_Input material_

□ □ □ □

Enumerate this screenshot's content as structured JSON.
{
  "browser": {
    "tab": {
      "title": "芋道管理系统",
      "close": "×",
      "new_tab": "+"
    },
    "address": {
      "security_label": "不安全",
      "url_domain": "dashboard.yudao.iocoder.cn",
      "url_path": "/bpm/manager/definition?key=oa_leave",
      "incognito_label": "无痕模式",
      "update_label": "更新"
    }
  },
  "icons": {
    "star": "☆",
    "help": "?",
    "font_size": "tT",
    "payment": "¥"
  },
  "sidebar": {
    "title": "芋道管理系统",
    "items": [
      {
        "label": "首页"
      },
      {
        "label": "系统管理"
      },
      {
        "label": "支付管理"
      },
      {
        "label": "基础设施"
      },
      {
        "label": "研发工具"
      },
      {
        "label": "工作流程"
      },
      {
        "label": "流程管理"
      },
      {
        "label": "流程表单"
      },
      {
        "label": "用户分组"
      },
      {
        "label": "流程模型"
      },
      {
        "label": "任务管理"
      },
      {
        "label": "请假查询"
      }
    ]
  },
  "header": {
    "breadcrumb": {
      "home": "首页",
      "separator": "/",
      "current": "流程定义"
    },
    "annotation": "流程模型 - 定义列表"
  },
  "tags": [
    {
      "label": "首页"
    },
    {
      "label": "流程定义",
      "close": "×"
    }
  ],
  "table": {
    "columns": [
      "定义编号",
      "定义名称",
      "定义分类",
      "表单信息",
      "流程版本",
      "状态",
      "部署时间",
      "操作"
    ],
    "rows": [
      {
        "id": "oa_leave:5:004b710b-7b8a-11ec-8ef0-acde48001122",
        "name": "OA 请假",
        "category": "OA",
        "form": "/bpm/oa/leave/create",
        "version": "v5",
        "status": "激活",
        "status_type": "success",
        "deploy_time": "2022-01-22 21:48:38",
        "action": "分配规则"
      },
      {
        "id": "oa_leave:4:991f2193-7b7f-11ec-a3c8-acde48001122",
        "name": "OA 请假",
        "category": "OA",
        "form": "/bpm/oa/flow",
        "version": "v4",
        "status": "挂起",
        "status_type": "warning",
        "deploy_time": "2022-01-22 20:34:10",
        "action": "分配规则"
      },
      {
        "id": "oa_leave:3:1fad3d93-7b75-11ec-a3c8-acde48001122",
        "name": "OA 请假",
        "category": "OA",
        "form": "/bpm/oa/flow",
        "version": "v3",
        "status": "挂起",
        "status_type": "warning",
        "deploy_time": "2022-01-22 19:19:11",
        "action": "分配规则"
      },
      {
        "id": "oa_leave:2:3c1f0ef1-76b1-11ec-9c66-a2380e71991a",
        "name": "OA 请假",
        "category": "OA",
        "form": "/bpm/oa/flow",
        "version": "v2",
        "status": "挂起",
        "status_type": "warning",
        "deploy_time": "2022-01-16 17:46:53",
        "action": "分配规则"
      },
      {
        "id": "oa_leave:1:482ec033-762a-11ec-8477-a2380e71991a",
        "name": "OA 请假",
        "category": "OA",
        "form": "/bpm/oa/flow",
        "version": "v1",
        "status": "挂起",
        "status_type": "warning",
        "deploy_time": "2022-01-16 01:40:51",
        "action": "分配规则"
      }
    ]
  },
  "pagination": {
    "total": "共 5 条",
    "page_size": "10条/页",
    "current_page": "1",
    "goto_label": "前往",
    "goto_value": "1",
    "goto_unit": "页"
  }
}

□ □ □ □

_What you will do_
All of the data shown above must be copied exactly.

_Reply_
Enumerate this screenshot's content as structured JSON.
{
  "browser": {
    "tab": {
      "title": "芋道管理系统",
      "close": "×",
      "new_tab": "+"
    },
    "address": {
      "security_label": "不安全",
      "url_domain": "dashboard.yudao.iocoder.cn",
      "url_path": "/bpm/manager/definition?key=oa_leave",
      "incognito_label": "无痕模式",
      "update_label": "更新"
    }
  },
  "icons": {
    "star": "☆",
    "help": "?",
    "font_size": "tT",
    "payment": "¥"
  },
  "sidebar": {
    "title": "芋道管理系统",
    "items": [
      {
        "label": "首页"
      },
      {
        "label": "系统管理"
      },
      {
        "label": "支付管理"
      },
      {
        "label": "基础设施"
      },
      {
        "label": "研发工具"
      },
      {
        "label": "工作流程"
      },
      {
        "label": "流程管理"
      },
      {
        "label": "流程表单"
      },
      {
        "label": "用户分组"
      },
      {
        "label": "流程模型"
      },
      {
        "label": "任务管理"
      },
      {
        "label": "请假查询"
      }
    ]
  },
  "header": {
    "breadcrumb": {
      "home": "首页",
      "separator": "/",
      "current": "流程定义"
    },
    "annotation": "流程模型 - 定义列表"
  },
  "tags": [
    {
      "label": "首页"
    },
    {
      "label": "流程定义",
      "close": "×"
    }
  ],
  "table": {
    "columns": [
      "定义编号",
      "定义名称",
      "定义分类",
      "表单信息",
      "流程版本",
      "状态",
      "部署时间",
      "操作"
    ],
    "rows": [
      {
        "id": "oa_leave:5:004b710b-7b8a-11ec-8ef0-acde48001122",
        "name": "OA 请假",
        "category": "OA",
        "form": "/bpm/oa/leave/create",
        "version": "v5",
        "status": "激活",
        "status_type": "success",
        "deploy_time": "2022-01-22 21:48:38",
        "action": "分配规则"
      },
      {
        "id": "oa_leave:4:991f2193-7b7f-11ec-a3c8-acde48001122",
        "name": "OA 请假",
        "category": "OA",
        "form": "/bpm/oa/flow",
        "version": "v4",
        "status": "挂起",
        "status_type": "warning",
        "deploy_time": "2022-01-22 20:34:10",
        "action": "分配规则"
      },
      {
        "id": "oa_leave:3:1fad3d93-7b75-11ec-a3c8-acde48001122",
        "name": "OA 请假",
        "category": "OA",
        "form": "/bpm/oa/flow",
        "version": "v3",
        "status": "挂起",
        "status_type": "warning",
        "deploy_time": "2022-01-22 19:19:11",
        "action": "分配规则"
      },
      {
        "id": "oa_leave:2:3c1f0ef1-76b1-11ec-9c66-a2380e71991a",
        "name": "OA 请假",
        "category": "OA",
        "form": "/bpm/oa/flow",
        "version": "v2",
        "status": "挂起",
        "status_type": "warning",
        "deploy_time": "2022-01-16 17:46:53",
        "action": "分配规则"
      },
      {
        "id": "oa_leave:1:482ec033-762a-11ec-8477-a2380e71991a",
        "name": "OA 请假",
        "category": "OA",
        "form": "/bpm/oa/flow",
        "version": "v1",
        "status": "挂起",
        "status_type": "warning",
        "deploy_time": "2022-01-16 01:40:51",
        "action": "分配规则"
      }
    ]
  },
  "pagination": {
    "total": "共 5 条",
    "page_size": "10条/页",
    "current_page": "1",
    "goto_label": "前往",
    "goto_value": "1",
    "goto_unit": "页"
  }
}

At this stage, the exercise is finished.